TEXTO BASE:
Al principio los reyes tan solo eran magos, o puede que ni siquiera eso. Lo más probable es que fueran sabios instruidos en astrología, que supieron llegar al niño leyendo las estrellas. En reyes se convirtieron desde fecha temprana, gracias al Adversus Marcionem de Tertuliano, padre de la Iglesia de los siglos II y III. Fue un intento de evadir las connotaciones negativas que el cristianismo ligaba a la magia, que se relacionaba de forma inevitable con la brujería.

Fue entonces cuando empezaron a aparecer representados con su característica corona, esa que cada año proclama vencedor al más suertudo de cada familia, el que consigue la figurita oculta en el roscón de Reyes. Hasta entonces, su representación más común era con el gorro frigio, aludiendo a su origen oriental. Y esta fue, con seguridad, la variación menos drástica que tuvieron que atravesar hasta convertirse en los simpáticos hombres que traen la ilusión a nuestras casas cada 6 de enero.

Los reyes magos lo mismo podían ser tres que 12

¿Cuántos fueron los magos que acudieron a homenajear al niño? En las primeras manifestaciones, en las pinturas de las catacumbas romanas, parecen no ponerse de acuerdo: dos, tres e incluso cuatro. Es más, en algunas zonas de Siria o Armenia, se creía que podían ser hasta 12, construyendo un paralelismo intencionado con los 12 apóstoles y las 12 tribus de Israel.

El número acabó fijándose en tres, principalmente por una cuestión de lógica: si tres eran los regalos, tres serían los magos que los portaban. Claro está que la elección resultaba especialmente útil, por ser el tres un número de vital importancia en el cristianismo, pues resulta una alusión directa a la Santísima Trinidad. Aun así, seguía sin haber nada fijado sobre su aspecto o su edad, hasta su nombre resultaba desconocido.

La primera representación de los Reyes Magos acompañados por los nombres con los que los conocemos en la actualidad data del siglo VI, en los mosaicos de la iglesia de San Apolinar Nuovo en Rávena, Italia. Los tres reyes aparecen en procesión, llevando sus ofrendas, y sobre sus cabezas se puede leer su nombre. Eso sí, en un orden de llegada diferente al que estamos acostumbrados: Gaspar primero, seguido de Melchior y Balthassar.

EXTRACTOS DE DATOS:
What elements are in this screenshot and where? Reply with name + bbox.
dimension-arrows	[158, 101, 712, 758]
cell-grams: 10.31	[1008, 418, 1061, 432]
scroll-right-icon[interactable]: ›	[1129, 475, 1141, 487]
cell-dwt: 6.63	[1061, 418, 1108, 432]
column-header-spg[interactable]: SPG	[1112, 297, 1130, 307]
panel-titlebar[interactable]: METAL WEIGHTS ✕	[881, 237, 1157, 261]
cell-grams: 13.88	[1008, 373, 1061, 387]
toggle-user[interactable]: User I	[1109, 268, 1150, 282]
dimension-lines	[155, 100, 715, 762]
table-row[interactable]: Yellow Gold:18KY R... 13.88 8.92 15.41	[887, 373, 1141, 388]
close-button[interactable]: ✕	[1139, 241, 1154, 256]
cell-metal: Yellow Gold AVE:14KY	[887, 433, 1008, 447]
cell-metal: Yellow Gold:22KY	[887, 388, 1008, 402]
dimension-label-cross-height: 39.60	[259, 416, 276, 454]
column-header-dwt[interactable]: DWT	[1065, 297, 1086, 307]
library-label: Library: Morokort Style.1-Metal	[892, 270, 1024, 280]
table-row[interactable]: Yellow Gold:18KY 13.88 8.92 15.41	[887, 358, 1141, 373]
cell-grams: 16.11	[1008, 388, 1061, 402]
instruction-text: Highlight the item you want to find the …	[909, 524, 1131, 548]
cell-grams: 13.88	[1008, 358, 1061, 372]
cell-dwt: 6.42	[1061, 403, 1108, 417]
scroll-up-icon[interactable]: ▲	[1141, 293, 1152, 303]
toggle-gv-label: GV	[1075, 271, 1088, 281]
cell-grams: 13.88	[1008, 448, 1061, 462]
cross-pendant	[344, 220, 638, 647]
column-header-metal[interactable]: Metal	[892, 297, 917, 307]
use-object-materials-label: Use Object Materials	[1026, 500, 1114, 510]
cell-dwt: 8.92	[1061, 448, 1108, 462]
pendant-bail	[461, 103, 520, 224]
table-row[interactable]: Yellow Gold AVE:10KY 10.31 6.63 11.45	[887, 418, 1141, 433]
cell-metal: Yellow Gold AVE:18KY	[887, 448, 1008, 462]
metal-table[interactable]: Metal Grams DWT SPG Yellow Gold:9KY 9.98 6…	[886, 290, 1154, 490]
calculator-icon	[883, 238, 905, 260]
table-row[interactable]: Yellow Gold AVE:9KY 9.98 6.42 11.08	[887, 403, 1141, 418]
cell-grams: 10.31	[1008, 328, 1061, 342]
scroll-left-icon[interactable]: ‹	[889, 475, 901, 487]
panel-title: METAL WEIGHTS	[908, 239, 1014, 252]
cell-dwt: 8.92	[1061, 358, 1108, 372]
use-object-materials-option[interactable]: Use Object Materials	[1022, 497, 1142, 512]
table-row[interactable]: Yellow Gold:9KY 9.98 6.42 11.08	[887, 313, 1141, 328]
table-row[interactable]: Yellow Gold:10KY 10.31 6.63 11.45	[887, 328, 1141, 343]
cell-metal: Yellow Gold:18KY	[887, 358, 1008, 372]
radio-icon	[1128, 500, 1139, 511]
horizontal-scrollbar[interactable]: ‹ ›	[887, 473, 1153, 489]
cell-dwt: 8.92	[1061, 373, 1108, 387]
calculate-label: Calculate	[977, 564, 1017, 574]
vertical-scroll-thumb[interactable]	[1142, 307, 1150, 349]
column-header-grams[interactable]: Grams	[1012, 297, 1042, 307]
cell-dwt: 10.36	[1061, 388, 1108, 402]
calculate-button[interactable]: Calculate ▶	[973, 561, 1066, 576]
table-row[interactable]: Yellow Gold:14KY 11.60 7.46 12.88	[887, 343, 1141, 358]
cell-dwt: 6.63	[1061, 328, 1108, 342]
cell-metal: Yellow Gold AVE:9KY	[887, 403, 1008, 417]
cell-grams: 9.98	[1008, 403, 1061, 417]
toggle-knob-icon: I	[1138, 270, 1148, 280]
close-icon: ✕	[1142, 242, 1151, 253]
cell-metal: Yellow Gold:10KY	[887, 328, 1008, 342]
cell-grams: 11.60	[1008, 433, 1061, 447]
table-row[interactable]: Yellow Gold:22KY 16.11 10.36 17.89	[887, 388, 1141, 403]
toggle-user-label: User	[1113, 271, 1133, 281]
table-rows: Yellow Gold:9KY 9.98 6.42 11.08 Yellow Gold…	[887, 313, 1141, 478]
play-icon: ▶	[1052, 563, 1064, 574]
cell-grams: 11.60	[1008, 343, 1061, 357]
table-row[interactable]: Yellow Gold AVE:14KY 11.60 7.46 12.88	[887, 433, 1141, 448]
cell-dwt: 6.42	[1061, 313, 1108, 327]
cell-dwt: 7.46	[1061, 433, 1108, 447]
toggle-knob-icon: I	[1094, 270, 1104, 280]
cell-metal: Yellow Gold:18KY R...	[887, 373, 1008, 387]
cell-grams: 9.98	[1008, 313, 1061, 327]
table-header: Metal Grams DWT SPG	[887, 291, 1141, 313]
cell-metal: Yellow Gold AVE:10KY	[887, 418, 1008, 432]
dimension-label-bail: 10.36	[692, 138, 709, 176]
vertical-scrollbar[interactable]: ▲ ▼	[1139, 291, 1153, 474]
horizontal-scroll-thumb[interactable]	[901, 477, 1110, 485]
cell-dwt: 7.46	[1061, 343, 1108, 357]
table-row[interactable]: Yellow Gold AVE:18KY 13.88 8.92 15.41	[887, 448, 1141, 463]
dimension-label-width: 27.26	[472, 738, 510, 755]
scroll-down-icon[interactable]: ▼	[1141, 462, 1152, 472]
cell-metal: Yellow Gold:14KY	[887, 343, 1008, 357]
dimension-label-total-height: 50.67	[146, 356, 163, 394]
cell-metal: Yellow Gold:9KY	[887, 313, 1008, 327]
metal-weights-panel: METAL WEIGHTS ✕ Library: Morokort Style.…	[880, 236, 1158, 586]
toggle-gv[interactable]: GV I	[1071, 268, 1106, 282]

ENUNCIADO:
Enumera todas las cantidades de magos que el texto base menciona como posibles en algún momento o lugar. Las filas no cumplen ninguna función aquí.

RESPUESTA:
Dos, tres, cuatro y 12.